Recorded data
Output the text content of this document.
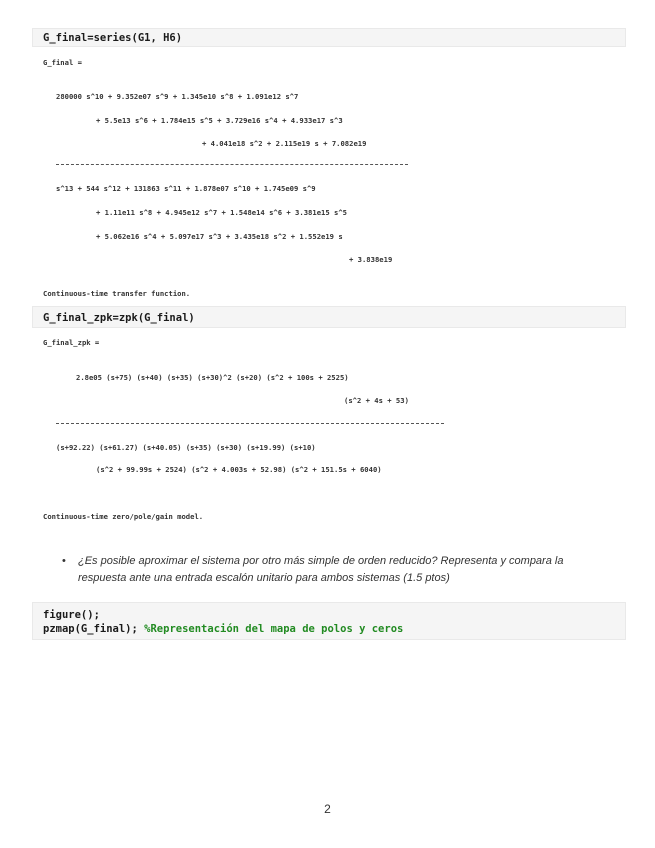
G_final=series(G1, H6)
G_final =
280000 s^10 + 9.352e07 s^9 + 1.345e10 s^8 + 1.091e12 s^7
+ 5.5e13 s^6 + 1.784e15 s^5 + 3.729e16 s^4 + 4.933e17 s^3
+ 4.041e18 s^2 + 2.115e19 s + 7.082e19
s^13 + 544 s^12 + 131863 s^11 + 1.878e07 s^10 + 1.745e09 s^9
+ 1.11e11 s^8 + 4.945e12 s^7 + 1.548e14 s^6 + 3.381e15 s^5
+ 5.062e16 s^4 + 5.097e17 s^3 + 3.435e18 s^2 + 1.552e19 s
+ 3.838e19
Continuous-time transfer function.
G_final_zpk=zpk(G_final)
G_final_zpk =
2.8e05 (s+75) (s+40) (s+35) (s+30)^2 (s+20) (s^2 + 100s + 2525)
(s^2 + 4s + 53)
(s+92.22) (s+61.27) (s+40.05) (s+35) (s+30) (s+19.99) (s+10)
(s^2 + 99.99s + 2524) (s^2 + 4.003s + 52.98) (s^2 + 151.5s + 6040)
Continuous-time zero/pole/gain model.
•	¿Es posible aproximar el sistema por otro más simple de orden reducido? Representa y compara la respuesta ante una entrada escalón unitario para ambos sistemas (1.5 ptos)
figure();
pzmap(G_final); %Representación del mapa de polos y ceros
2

---

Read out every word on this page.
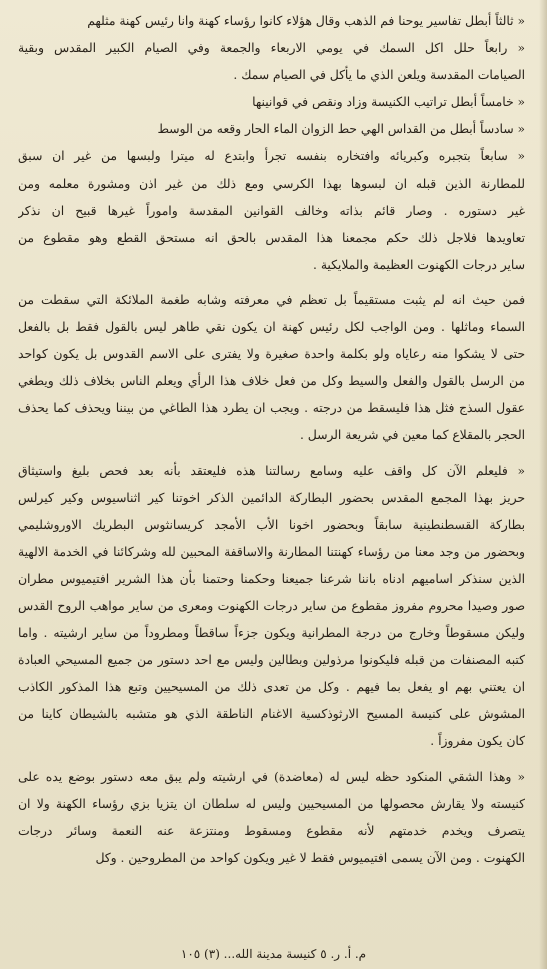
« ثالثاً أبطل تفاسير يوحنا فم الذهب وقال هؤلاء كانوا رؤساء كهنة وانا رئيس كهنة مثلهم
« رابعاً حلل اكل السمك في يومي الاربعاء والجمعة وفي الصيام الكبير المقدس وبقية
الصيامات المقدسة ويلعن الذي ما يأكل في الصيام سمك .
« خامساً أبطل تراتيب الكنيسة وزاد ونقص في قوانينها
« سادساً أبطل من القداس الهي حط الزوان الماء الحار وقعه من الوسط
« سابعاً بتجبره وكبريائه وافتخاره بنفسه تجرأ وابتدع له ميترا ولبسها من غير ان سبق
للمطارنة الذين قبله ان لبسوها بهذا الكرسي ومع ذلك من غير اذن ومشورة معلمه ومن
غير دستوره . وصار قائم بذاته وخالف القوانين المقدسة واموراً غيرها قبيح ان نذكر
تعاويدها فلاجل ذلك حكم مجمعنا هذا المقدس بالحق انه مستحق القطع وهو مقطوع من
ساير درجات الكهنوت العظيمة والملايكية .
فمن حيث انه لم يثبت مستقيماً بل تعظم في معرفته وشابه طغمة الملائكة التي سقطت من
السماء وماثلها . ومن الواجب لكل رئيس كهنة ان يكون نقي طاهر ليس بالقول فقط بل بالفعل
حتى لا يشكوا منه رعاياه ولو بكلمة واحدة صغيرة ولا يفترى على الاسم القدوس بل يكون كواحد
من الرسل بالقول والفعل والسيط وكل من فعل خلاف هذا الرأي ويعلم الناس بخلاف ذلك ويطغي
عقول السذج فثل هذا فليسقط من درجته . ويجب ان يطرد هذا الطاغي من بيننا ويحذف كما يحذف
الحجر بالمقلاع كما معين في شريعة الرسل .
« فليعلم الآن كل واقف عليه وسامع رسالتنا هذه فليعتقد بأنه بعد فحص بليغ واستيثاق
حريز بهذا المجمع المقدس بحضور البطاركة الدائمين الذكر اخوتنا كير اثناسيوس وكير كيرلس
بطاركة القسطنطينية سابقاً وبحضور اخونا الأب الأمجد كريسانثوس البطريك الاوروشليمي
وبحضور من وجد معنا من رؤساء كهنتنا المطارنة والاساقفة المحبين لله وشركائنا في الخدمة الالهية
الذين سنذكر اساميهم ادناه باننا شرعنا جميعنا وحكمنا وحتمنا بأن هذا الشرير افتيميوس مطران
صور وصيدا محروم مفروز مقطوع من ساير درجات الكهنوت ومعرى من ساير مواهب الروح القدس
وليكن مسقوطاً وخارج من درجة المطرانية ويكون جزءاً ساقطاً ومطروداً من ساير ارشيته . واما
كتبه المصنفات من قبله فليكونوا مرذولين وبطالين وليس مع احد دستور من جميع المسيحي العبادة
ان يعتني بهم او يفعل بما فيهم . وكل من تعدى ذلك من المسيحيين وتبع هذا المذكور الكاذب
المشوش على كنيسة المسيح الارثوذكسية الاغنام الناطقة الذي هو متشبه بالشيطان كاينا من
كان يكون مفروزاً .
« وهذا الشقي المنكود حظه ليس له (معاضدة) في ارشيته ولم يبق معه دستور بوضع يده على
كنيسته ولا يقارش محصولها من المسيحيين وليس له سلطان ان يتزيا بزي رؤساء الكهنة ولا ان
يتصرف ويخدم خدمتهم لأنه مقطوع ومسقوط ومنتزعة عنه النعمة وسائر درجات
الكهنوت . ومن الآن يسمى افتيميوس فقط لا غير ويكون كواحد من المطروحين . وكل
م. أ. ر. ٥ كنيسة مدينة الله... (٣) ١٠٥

==

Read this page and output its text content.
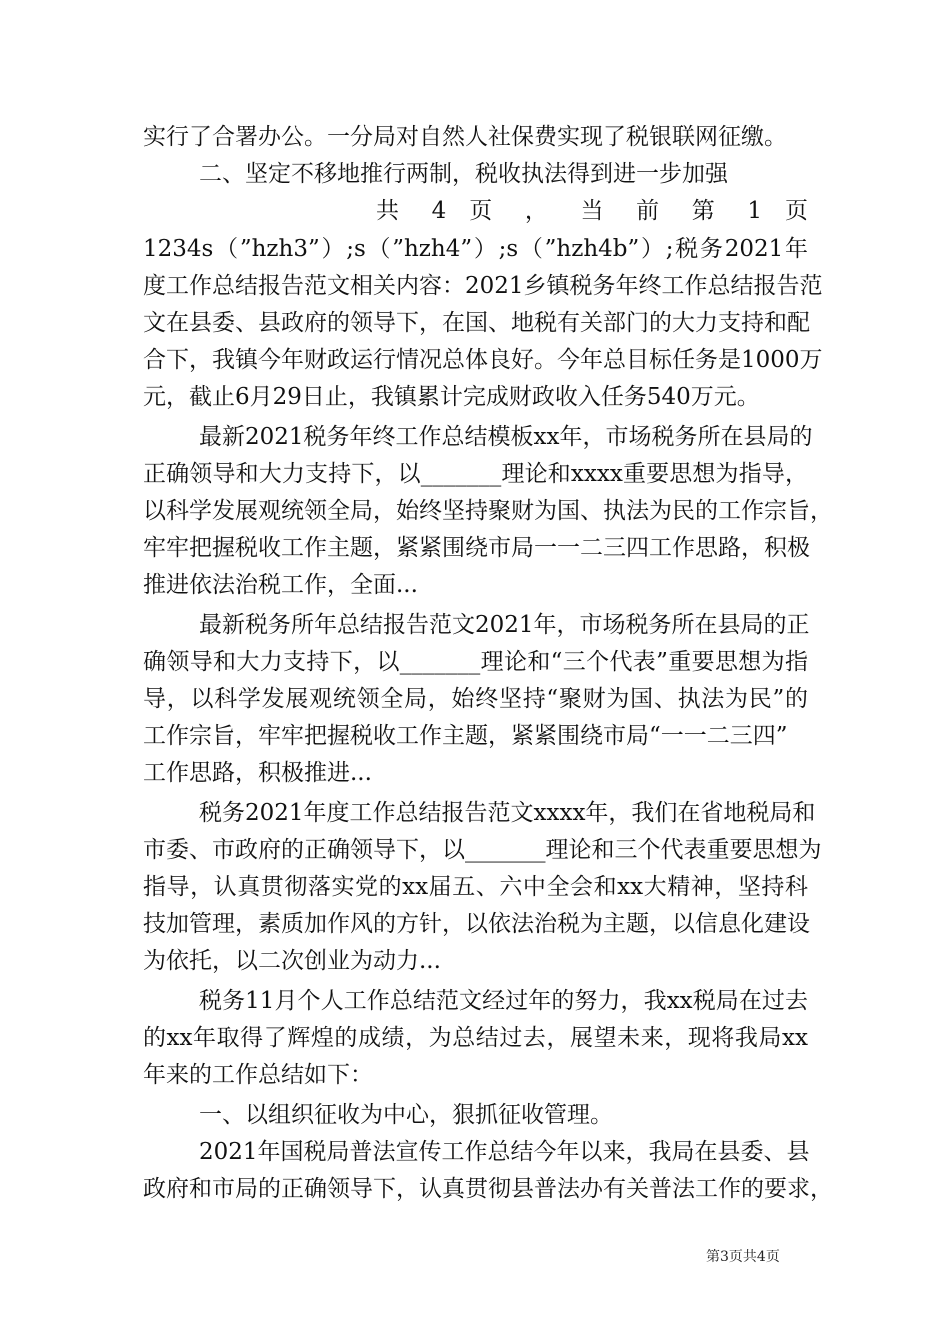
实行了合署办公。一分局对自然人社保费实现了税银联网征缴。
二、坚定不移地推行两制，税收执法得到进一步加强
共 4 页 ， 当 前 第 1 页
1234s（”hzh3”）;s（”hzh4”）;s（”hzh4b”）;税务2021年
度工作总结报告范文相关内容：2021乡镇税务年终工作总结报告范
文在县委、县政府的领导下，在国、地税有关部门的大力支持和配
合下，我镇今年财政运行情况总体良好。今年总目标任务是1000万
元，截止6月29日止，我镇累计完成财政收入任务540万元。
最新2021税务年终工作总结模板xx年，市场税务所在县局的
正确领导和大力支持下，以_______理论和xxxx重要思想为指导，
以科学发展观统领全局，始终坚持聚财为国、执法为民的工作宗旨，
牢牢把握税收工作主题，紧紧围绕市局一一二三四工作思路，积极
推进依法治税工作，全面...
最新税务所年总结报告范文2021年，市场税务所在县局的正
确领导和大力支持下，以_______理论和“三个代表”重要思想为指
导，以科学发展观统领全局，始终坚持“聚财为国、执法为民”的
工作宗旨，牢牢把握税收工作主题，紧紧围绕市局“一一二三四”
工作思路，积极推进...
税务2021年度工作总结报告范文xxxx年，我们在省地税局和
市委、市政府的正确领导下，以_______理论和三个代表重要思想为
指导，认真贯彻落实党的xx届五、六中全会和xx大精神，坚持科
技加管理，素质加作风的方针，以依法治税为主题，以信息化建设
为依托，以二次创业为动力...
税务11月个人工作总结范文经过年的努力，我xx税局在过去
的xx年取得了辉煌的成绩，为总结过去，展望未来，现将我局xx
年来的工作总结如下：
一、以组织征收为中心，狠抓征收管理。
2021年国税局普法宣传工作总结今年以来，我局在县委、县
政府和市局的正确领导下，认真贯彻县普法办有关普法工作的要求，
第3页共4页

▶ The problem
All lines of the data above that include the word "page" must be shown.

▶ Answer to this problem
Read out every word on this page.
Read this page and output its text content.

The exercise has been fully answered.